WHAT THIS EXERCISE ASKS:
**a)** According to the KIVI text, how does the algorithm quantize the key cache and the value cache?
**b)** Pick up the KIVI text after its last sentence and carry it forward.

DOCUMENT TEXT:
- Opening Delimiter -
Implementation of KIVI: A Tuning-Free Asymmetric 2bit Quantization for KV Cache
[2024.06.07]:🎉 KIVI largely inspires the HuggingFace Transformers KV Cache quantization
[2024.06.06]:(Beta) We extensively optimize the codebase in branch develop to reduce the latency of KIVI. Note that you need to reinstall our CUDA implementation under the quant
folder. We will release a blog soon about the detailed optimization.
[2024.05.01]:🎉 KIVI has been accepted by ICML 2024! See you in Vienna!
[2024.04.12]: We add the support for Mistral model family. The performance of LongChat-7b-v1.5-32K and Mistral-7B-Instruct-v0.2 on 15 tasks from LongBench can be found in long_bench.md.
[2024.04.05]: We release the code for reproducing our CoQA/TruthfulQA/GSM8K results using LM-Eval. Please check the README of branch lmeval.
[2024.04.04]: 🔥🔥We add a new 5-digit passkey example with 12k context length to show the performance of 2bit KIVI under the long context senario.
[2024.04.04]: (Beta) We add the flash-attention support for KIVI during the prefill phase.
[2024.04.03]: We add a new 5-shot GSM8K example.py to show the performance of 2/4 bit KIVI with 32 full precision tokens.
[2024.02.05]: KIVI ver. 2 is released on arXiv.
[2024.02.03]: KIVI code is released.
[2023.12.29]: KIVI ver. 1 is released on researchgate.
KIVI is a new plug-and-play 2bit KV cache quantization algorithm without any fine-tuning. This algorithm optimizes memory usage by quantizing the key cache per-channel and the value cache per-token to 2bit. KIVI's hardware-friendly design allows LLMs like Llama-2, Falcon, and Mistral to maintain comparable quality levels while reducing peak memory usage by 2.6 times. This enables up to 4 times larger batch sizes and significantly increases throughput by 2.35 to 3.47 times in real LLM inference workloads, effectively addressing the bottleneck issues in speed and memory usage.
- Closing Delimiter -
EXCERPTED RECORDS:
- Opening Delimiter -
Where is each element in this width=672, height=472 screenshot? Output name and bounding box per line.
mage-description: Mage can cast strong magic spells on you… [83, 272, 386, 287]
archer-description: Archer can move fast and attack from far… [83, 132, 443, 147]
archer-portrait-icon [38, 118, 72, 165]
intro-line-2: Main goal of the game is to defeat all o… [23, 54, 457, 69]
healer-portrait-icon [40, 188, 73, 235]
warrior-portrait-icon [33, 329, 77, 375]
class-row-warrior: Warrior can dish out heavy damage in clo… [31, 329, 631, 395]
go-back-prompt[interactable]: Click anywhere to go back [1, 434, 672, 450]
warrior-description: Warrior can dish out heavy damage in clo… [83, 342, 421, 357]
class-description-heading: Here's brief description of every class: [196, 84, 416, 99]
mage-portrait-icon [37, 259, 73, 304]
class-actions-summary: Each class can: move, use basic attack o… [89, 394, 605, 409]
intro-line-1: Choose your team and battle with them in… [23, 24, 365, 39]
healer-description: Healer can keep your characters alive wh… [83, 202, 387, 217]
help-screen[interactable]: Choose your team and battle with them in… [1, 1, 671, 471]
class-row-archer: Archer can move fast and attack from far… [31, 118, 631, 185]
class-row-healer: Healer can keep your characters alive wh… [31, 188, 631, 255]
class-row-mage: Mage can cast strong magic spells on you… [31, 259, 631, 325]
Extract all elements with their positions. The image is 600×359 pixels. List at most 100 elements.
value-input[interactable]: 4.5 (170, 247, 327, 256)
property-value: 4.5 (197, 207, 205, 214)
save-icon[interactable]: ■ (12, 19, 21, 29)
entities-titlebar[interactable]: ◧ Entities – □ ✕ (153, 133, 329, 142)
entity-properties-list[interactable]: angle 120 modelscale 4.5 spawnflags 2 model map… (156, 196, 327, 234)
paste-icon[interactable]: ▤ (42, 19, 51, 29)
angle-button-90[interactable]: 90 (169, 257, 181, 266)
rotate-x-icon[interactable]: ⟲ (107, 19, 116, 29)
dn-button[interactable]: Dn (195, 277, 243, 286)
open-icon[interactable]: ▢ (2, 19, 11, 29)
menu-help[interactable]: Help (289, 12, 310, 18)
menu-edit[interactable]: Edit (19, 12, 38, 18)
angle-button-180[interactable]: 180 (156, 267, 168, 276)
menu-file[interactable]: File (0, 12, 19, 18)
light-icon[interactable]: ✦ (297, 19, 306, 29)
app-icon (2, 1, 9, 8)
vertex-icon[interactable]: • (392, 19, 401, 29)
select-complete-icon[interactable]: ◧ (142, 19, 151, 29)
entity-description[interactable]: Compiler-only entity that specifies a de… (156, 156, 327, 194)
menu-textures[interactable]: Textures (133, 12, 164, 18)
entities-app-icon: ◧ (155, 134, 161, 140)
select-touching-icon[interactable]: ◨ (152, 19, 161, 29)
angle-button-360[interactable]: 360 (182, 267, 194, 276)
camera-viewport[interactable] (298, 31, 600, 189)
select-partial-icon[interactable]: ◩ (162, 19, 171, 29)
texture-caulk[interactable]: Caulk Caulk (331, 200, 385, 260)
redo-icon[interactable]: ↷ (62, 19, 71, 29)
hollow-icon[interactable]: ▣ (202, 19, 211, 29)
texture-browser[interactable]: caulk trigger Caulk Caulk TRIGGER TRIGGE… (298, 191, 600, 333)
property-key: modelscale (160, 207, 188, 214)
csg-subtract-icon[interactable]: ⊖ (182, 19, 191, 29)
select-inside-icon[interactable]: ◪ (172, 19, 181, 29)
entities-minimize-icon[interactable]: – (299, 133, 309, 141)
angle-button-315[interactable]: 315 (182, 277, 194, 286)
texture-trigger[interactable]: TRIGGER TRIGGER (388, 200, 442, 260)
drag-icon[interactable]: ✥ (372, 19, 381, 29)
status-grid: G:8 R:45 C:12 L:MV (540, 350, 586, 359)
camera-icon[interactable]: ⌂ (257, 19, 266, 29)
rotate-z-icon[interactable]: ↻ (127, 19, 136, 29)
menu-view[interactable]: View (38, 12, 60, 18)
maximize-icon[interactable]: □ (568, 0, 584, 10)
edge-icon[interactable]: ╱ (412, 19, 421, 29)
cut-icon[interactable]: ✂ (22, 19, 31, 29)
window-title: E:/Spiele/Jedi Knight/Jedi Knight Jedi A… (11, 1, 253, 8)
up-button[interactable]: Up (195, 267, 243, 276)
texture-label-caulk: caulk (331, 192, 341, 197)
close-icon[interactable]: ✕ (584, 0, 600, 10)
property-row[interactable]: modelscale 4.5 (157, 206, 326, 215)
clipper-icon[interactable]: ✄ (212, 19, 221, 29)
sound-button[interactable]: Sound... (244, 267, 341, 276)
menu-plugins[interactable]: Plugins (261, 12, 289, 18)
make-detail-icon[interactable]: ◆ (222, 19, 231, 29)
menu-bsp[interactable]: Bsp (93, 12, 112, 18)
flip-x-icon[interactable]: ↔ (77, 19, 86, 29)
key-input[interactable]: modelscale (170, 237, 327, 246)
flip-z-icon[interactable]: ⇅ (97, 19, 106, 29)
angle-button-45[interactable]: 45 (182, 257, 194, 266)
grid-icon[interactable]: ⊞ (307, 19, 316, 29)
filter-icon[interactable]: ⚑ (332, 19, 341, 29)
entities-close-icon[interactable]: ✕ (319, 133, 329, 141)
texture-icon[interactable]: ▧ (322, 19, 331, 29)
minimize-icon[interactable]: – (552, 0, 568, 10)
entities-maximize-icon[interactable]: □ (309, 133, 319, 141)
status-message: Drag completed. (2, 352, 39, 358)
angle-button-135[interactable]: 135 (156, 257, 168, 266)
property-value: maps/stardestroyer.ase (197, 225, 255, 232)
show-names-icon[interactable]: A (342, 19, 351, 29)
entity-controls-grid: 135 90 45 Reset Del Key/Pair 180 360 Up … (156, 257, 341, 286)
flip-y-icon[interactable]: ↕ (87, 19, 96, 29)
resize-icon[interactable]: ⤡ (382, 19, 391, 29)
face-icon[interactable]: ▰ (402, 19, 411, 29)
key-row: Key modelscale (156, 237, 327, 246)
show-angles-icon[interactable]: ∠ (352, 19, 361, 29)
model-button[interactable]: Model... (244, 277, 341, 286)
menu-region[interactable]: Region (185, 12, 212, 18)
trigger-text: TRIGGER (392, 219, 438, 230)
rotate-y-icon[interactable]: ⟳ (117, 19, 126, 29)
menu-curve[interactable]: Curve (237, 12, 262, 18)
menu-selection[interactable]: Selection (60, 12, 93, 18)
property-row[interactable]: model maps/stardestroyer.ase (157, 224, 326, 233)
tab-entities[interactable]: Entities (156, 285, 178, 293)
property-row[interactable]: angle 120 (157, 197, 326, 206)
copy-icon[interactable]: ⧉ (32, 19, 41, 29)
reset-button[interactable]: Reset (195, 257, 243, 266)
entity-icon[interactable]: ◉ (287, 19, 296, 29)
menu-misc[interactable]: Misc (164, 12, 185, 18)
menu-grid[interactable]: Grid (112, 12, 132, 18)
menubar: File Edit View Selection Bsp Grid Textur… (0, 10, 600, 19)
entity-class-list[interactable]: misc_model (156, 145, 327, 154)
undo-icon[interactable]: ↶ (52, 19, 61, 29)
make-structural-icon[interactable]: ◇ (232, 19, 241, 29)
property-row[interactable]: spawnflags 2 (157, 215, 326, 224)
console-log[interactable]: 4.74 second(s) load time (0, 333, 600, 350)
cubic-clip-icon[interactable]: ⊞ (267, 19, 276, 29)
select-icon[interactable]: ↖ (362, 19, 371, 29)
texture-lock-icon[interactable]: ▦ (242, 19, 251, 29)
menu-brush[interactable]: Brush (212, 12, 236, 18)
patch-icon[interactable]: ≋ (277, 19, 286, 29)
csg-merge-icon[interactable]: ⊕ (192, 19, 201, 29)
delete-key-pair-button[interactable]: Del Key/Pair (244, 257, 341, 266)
- Closing Delimiter -
RESULTS FOR EACH TASK:
**a)** It quantizes the key cache per-channel and the value cache per-token, both to 2bit.

**b)**
Illustration of KIVI quantization scheme: key cache per-channel and value cache per-token.
Illustration of KIVI algorithm during inference prefill and decoding phase:
To install the required packages:
conda create -n kivi python=3.10
conda activate kivi
pip install --upgrade pip # enable PEP 660 support
pip install -e .
Then install our CUDA implementation:
cd quant && pip install -e .
Load model with KIVI: (e.g., Llama-2-7b)
# LLaMA model with KIVI
import torch
import os
from models.llama_kivi import LlamaForCausalLM_KIVI
from transformers import LlamaConfig, AutoTokenizer
config = LlamaConfig.from_pretrained("meta-llama/Llama-2-7b-hf")
config.k_bits = K_BITS # current support 2/4 bit for KV Cache
config.v_bits = V_BITS # current support 2/4 bit for KV Cache
config.group_size = GROUP_SIZE
config.residual_length = RESIDUAL_LENGTH # the number of recent fp16 tokens
CACHE_DIR = PATH_TO_YOUR_SAVE_DIR
model = LlamaForCausalLM_KIVI.from_pretrained(
pretrained_model_name_or_path='meta-llama/Llama-2-7b-hf',
config=config,
cache_dir=CACHE_DIR,
torch_dtype=torch.float16,
low_cpu_mem_usage=True,
device_map="auto",
)
tokenizer = AutoTokenizer.from_pretrained(
'meta-llama/Llama-2-7b-hf',
use_fast=False,
trust_remote_code=True,
tokenizer_type='llama')
# Inference
# e.g., model.generate(...)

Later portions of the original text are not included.